From the entries that follow, list every line in which the string "here" appears.

Dataset listings of figures:
********************
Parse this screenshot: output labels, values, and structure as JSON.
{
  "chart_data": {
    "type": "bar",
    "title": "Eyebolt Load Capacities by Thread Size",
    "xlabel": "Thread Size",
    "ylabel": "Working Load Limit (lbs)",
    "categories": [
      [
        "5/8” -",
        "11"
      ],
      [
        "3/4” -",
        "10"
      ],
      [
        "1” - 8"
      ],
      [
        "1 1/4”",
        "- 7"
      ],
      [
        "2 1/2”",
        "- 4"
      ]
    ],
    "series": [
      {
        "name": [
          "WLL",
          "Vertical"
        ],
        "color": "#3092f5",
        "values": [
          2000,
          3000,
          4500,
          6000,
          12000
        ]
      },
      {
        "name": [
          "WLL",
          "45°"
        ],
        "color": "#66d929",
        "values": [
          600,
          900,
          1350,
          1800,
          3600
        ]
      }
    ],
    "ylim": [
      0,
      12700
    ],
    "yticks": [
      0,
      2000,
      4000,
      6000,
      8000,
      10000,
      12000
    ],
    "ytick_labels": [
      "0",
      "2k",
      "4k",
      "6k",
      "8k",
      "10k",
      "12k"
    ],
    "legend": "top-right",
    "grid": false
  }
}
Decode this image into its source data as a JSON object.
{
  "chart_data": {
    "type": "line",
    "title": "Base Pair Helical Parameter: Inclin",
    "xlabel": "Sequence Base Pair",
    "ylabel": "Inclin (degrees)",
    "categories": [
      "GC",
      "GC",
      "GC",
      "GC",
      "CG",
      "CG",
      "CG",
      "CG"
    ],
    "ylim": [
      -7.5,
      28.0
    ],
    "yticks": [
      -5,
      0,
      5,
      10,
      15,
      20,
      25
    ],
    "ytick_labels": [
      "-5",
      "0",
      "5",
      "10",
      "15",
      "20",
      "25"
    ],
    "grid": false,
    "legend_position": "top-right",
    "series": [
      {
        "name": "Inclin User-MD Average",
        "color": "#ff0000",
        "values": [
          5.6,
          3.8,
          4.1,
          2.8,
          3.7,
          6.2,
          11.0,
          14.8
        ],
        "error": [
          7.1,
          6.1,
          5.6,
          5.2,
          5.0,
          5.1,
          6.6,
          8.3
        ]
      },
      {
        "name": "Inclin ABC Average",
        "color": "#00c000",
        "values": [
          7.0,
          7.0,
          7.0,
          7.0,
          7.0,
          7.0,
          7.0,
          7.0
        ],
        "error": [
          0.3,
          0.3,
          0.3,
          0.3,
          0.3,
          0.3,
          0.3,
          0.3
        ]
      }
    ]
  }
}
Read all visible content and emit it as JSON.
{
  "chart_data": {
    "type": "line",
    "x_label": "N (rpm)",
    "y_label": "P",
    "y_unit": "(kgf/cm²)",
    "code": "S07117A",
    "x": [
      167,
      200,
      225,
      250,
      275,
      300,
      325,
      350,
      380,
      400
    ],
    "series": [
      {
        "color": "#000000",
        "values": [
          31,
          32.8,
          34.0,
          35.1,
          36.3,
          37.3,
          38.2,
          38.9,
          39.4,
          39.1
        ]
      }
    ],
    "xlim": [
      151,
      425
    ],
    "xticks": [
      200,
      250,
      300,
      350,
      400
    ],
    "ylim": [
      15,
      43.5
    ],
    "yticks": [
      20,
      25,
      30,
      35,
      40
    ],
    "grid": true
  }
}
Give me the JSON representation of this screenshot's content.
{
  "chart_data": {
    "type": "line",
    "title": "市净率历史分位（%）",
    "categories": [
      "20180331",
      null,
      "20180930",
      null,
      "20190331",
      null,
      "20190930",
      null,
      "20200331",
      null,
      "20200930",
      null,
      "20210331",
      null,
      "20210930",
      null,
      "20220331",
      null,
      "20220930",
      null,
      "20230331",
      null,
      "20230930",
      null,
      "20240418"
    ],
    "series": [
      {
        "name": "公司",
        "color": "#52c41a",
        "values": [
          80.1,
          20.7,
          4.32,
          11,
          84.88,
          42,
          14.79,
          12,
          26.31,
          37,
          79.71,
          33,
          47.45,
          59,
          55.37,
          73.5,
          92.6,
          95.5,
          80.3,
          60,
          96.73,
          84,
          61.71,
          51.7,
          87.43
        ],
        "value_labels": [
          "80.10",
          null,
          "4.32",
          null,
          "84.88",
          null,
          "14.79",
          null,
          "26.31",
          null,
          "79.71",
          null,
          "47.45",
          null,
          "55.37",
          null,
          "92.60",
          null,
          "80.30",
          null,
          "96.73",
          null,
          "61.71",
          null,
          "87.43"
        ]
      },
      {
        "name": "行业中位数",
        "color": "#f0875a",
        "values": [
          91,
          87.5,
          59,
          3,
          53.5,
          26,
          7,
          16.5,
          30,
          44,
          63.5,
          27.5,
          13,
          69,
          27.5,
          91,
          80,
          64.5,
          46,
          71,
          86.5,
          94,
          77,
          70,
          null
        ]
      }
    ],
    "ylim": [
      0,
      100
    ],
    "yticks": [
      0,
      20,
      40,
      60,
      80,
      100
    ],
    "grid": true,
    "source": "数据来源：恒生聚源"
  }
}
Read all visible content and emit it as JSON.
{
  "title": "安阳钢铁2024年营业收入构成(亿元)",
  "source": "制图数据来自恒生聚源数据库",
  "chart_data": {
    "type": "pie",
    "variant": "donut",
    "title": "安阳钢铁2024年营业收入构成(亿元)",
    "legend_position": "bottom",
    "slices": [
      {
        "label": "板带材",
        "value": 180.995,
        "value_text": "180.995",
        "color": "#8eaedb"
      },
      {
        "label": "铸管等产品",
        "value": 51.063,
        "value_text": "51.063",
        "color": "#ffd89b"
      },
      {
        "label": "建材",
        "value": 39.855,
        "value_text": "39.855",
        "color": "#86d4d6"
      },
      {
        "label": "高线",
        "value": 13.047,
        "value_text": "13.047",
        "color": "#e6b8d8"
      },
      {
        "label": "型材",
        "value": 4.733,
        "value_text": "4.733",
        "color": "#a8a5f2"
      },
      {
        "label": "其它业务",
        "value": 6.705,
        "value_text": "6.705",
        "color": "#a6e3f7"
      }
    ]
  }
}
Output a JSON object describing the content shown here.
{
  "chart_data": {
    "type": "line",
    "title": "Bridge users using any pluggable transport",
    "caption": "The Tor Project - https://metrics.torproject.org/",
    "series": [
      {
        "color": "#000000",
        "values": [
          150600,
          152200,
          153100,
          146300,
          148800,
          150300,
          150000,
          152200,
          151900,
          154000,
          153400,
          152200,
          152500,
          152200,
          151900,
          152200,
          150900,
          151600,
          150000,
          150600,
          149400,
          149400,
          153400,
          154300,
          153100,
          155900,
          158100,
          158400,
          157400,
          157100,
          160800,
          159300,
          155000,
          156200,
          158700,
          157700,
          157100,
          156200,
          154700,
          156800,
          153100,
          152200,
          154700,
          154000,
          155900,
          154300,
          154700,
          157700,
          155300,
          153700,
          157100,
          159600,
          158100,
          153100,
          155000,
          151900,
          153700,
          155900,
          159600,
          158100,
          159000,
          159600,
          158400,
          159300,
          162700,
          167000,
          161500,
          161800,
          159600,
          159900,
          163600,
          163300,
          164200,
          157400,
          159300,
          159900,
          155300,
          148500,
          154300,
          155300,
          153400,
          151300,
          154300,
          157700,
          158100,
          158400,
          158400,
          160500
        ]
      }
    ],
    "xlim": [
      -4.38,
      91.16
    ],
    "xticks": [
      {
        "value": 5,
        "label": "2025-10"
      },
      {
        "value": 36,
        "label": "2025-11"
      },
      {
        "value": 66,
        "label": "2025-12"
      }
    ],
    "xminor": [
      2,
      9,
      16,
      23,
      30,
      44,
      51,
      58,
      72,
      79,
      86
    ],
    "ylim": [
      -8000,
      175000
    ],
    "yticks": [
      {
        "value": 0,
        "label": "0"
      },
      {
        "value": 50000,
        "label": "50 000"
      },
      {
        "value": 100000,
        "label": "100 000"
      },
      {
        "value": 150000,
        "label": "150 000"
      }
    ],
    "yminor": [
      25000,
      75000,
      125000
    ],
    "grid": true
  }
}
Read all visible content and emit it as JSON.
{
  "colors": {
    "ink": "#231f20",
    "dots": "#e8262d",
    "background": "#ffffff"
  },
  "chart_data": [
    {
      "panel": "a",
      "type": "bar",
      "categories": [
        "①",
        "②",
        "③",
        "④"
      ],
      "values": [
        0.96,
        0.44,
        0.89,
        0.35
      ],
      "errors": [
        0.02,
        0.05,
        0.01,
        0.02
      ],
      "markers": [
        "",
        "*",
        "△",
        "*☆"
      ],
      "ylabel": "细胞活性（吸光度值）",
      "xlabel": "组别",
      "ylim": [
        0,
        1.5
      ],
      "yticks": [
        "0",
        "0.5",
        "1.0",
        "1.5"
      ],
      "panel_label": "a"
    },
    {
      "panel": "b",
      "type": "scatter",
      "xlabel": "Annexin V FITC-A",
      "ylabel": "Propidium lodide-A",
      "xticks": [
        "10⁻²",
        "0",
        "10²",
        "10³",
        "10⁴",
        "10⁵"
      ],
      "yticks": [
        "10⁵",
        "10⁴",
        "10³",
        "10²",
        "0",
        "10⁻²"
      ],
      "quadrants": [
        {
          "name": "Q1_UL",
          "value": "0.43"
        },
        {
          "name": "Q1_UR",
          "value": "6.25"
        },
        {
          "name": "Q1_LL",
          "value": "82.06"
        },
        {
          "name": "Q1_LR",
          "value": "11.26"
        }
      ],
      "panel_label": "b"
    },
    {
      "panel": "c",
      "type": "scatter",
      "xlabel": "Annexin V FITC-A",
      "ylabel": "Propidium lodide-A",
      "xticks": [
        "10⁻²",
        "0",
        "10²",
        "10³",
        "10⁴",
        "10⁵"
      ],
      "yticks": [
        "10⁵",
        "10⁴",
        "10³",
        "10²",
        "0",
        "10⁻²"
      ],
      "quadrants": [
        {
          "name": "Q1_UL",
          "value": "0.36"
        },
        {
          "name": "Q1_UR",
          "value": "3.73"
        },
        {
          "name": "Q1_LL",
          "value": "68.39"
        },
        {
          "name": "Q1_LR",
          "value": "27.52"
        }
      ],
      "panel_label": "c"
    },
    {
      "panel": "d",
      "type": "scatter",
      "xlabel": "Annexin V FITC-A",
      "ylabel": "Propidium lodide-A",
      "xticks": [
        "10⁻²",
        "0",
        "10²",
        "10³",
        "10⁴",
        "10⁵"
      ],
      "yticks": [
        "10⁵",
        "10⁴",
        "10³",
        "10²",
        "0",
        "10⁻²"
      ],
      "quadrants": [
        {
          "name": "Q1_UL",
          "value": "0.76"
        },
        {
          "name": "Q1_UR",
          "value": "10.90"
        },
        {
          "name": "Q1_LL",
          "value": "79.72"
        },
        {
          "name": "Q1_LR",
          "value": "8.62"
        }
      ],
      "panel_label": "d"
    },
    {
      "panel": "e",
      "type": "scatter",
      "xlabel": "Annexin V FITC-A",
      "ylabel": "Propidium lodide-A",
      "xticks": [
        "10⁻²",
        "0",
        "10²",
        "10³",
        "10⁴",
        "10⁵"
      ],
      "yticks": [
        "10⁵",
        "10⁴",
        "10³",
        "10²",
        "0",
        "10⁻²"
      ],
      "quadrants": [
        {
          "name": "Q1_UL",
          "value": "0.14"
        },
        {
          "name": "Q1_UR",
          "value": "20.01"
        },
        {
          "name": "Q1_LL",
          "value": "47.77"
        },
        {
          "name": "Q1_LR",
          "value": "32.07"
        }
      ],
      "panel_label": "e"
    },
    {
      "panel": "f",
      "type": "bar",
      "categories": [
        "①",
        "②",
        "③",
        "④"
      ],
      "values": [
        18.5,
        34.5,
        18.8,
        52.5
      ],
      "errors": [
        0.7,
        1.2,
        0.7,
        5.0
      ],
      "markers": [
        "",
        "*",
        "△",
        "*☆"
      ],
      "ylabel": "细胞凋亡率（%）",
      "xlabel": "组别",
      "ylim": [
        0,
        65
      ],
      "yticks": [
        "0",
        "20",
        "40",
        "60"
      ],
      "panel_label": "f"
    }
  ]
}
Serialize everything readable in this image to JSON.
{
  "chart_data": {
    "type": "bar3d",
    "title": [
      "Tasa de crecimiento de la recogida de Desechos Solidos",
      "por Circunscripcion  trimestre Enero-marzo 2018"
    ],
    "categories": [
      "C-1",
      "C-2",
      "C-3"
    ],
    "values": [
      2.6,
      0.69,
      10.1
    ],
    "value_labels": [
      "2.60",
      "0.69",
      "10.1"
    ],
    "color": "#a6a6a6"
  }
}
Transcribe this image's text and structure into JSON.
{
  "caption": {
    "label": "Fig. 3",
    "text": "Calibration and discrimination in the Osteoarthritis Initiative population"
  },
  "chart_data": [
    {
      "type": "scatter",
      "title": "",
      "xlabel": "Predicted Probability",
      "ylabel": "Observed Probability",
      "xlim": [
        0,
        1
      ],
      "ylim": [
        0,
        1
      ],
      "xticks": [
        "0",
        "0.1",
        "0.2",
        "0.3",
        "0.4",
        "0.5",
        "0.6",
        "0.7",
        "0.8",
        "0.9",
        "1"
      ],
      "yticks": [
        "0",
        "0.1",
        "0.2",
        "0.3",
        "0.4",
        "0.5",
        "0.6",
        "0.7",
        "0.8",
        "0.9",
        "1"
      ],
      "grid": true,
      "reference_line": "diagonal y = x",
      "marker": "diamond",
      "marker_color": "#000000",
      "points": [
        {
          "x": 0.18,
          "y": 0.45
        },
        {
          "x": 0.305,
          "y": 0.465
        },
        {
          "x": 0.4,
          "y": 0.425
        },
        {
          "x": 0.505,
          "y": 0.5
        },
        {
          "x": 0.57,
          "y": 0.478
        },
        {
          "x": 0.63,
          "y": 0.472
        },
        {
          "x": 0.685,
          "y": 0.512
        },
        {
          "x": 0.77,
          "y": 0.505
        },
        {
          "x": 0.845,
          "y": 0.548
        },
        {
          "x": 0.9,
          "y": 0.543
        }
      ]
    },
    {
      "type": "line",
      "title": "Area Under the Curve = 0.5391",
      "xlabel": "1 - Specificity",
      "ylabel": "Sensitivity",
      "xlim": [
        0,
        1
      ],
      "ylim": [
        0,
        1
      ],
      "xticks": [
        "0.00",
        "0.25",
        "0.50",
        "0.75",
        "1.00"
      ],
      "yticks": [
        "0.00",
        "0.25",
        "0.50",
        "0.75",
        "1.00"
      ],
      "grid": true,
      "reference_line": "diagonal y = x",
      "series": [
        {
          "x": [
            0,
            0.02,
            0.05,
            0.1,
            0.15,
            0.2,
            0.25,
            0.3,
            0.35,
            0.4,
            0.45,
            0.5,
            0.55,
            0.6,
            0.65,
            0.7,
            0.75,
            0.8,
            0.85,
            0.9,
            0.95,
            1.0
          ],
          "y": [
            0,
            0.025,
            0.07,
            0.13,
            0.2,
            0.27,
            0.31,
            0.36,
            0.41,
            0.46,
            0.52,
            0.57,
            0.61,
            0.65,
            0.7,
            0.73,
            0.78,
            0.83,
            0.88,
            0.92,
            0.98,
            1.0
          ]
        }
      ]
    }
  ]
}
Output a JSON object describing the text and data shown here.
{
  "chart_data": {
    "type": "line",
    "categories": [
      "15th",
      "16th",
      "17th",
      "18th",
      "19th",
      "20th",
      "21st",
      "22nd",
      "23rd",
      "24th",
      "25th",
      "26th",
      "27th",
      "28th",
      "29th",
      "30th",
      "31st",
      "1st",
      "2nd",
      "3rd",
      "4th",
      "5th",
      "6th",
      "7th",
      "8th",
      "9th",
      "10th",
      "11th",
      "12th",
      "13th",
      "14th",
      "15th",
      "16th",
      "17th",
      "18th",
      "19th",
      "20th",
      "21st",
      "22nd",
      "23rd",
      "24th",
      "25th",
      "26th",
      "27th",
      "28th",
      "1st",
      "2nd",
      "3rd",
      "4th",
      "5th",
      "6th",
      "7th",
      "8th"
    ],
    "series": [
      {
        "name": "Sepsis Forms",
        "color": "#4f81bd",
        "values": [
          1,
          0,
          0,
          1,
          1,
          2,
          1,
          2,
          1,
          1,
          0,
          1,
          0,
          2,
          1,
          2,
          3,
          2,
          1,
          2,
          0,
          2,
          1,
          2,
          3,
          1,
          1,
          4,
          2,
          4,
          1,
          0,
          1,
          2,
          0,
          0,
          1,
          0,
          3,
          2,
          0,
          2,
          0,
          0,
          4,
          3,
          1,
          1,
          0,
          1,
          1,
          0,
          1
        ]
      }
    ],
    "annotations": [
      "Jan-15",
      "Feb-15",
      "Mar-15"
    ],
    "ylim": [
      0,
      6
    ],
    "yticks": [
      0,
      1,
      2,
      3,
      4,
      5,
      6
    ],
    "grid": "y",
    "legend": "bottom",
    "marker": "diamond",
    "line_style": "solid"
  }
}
********************
### Solution to this exercise
Output a JSON object describing the content shown here.
Output a JSON object describing the text and data shown here.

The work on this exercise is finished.